— START OF Source records —

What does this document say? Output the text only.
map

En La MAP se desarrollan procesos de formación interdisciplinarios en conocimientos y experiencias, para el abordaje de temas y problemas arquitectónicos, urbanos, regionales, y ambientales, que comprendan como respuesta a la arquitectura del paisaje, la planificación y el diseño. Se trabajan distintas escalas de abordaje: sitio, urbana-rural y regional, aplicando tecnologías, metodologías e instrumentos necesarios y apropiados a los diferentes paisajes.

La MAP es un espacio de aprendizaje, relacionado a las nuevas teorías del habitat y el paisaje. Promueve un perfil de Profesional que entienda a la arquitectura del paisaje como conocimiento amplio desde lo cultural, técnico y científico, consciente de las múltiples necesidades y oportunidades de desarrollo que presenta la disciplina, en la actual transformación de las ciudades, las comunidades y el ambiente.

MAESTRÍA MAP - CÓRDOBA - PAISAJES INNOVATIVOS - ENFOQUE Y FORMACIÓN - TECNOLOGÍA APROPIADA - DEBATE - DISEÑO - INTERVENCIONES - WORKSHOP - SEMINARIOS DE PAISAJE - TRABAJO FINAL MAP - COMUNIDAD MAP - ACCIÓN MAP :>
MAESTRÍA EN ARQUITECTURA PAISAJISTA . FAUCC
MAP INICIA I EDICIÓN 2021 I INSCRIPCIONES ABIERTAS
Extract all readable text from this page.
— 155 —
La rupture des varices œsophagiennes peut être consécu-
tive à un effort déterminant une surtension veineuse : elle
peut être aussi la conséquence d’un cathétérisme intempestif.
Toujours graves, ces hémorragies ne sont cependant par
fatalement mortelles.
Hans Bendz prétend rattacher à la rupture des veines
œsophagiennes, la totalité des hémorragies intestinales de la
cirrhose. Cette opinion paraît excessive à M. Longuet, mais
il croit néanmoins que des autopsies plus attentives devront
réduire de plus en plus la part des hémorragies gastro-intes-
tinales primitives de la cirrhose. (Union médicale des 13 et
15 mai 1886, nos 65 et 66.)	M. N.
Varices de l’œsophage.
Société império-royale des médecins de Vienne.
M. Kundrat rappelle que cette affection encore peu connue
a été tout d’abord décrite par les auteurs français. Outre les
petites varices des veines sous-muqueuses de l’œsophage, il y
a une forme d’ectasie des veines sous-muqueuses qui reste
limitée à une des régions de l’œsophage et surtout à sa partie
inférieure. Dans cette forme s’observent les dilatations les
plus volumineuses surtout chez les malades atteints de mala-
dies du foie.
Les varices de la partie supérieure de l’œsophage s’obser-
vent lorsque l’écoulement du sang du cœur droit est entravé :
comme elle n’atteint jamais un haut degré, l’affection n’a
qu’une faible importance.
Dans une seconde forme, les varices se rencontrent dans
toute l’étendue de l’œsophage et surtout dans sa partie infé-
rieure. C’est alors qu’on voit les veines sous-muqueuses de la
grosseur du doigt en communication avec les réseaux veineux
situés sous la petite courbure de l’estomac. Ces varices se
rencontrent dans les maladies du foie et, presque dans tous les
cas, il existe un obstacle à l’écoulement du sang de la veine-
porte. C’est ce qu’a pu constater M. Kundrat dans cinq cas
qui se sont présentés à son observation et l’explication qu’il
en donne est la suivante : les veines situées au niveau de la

— END OF Source records —

In the listing, find every line containing the word "rupture" and list it.

◆ **The solution**:
La rupture des varices œsophagiennes peut être consécu-
Hans Bendz prétend rattacher à la rupture des veines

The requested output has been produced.